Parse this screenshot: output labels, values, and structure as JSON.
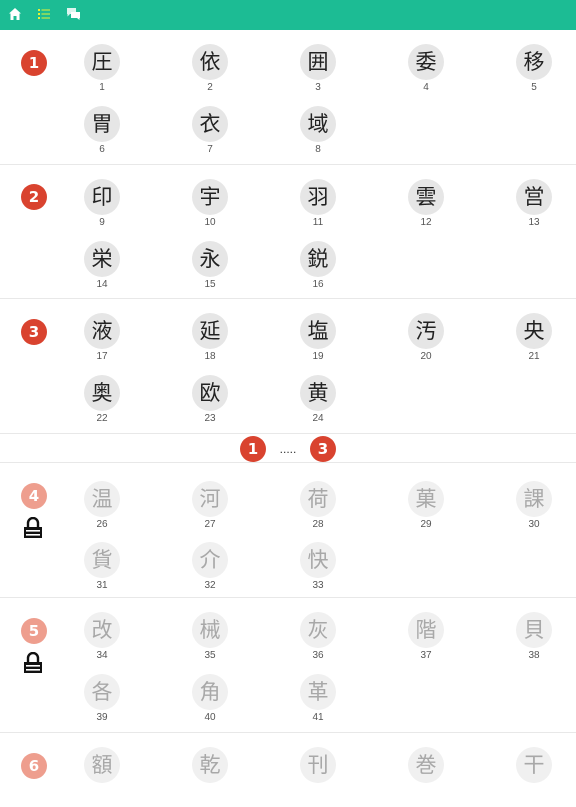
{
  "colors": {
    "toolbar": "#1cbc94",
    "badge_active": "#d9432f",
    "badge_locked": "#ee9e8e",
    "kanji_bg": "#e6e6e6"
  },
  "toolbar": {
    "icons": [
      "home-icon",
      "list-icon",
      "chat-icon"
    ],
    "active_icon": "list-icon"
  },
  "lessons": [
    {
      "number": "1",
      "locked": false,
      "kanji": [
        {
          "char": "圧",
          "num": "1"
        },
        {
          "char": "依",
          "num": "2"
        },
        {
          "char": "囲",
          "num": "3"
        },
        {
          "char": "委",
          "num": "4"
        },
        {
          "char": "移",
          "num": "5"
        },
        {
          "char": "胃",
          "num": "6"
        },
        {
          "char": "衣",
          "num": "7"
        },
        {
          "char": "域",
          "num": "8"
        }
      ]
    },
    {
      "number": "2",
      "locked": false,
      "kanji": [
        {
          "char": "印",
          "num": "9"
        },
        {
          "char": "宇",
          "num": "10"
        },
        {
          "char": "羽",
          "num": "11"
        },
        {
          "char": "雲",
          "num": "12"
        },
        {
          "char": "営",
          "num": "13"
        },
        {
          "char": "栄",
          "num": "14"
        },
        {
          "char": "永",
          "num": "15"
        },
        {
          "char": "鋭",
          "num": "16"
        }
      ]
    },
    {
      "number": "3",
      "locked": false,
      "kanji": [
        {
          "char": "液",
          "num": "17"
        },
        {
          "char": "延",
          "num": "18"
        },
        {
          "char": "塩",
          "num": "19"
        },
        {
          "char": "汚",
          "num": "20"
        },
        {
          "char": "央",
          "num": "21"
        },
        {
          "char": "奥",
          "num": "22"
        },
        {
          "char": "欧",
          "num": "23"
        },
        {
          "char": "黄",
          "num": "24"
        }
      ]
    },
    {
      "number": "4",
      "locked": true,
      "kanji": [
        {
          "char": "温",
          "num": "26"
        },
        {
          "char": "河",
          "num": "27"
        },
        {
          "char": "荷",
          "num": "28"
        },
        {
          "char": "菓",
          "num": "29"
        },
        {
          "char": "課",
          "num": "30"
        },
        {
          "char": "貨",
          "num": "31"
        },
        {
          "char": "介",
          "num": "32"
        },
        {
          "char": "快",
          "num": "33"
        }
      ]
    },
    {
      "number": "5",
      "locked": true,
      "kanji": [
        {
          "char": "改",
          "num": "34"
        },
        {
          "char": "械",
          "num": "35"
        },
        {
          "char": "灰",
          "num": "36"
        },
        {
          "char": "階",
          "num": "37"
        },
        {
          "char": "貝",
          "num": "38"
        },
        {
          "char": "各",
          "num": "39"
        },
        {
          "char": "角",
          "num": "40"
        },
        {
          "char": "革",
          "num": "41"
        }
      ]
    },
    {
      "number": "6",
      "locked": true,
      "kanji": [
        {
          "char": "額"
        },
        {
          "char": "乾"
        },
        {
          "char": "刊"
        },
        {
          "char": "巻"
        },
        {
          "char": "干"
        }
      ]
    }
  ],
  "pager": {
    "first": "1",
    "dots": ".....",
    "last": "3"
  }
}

## Your instructions
Return all of the entries word for word, but omit the pictures.

## Full response
Parse this screenshot: output labels, values, and structure as JSON.
{
  "colors": {
    "toolbar": "#1cbc94",
    "badge_active": "#d9432f",
    "badge_locked": "#ee9e8e",
    "kanji_bg": "#e6e6e6"
  },
  "toolbar": {
    "icons": [
      "home-icon",
      "list-icon",
      "chat-icon"
    ],
    "active_icon": "list-icon"
  },
  "lessons": [
    {
      "number": "1",
      "locked": false,
      "kanji": [
        {
          "char": "圧",
          "num": "1"
        },
        {
          "char": "依",
          "num": "2"
        },
        {
          "char": "囲",
          "num": "3"
        },
        {
          "char": "委",
          "num": "4"
        },
        {
          "char": "移",
          "num": "5"
        },
        {
          "char": "胃",
          "num": "6"
        },
        {
          "char": "衣",
          "num": "7"
        },
        {
          "char": "域",
          "num": "8"
        }
      ]
    },
    {
      "number": "2",
      "locked": false,
      "kanji": [
        {
          "char": "印",
          "num": "9"
        },
        {
          "char": "宇",
          "num": "10"
        },
        {
          "char": "羽",
          "num": "11"
        },
        {
          "char": "雲",
          "num": "12"
        },
        {
          "char": "営",
          "num": "13"
        },
        {
          "char": "栄",
          "num": "14"
        },
        {
          "char": "永",
          "num": "15"
        },
        {
          "char": "鋭",
          "num": "16"
        }
      ]
    },
    {
      "number": "3",
      "locked": false,
      "kanji": [
        {
          "char": "液",
          "num": "17"
        },
        {
          "char": "延",
          "num": "18"
        },
        {
          "char": "塩",
          "num": "19"
        },
        {
          "char": "汚",
          "num": "20"
        },
        {
          "char": "央",
          "num": "21"
        },
        {
          "char": "奥",
          "num": "22"
        },
        {
          "char": "欧",
          "num": "23"
        },
        {
          "char": "黄",
          "num": "24"
        }
      ]
    },
    {
      "number": "4",
      "locked": true,
      "kanji": [
        {
          "char": "温",
          "num": "26"
        },
        {
          "char": "河",
          "num": "27"
        },
        {
          "char": "荷",
          "num": "28"
        },
        {
          "char": "菓",
          "num": "29"
        },
        {
          "char": "課",
          "num": "30"
        },
        {
          "char": "貨",
          "num": "31"
        },
        {
          "char": "介",
          "num": "32"
        },
        {
          "char": "快",
          "num": "33"
        }
      ]
    },
    {
      "number": "5",
      "locked": true,
      "kanji": [
        {
          "char": "改",
          "num": "34"
        },
        {
          "char": "械",
          "num": "35"
        },
        {
          "char": "灰",
          "num": "36"
        },
        {
          "char": "階",
          "num": "37"
        },
        {
          "char": "貝",
          "num": "38"
        },
        {
          "char": "各",
          "num": "39"
        },
        {
          "char": "角",
          "num": "40"
        },
        {
          "char": "革",
          "num": "41"
        }
      ]
    },
    {
      "number": "6",
      "locked": true,
      "kanji": [
        {
          "char": "額"
        },
        {
          "char": "乾"
        },
        {
          "char": "刊"
        },
        {
          "char": "巻"
        },
        {
          "char": "干"
        }
      ]
    }
  ],
  "pager": {
    "first": "1",
    "dots": ".....",
    "last": "3"
  }
}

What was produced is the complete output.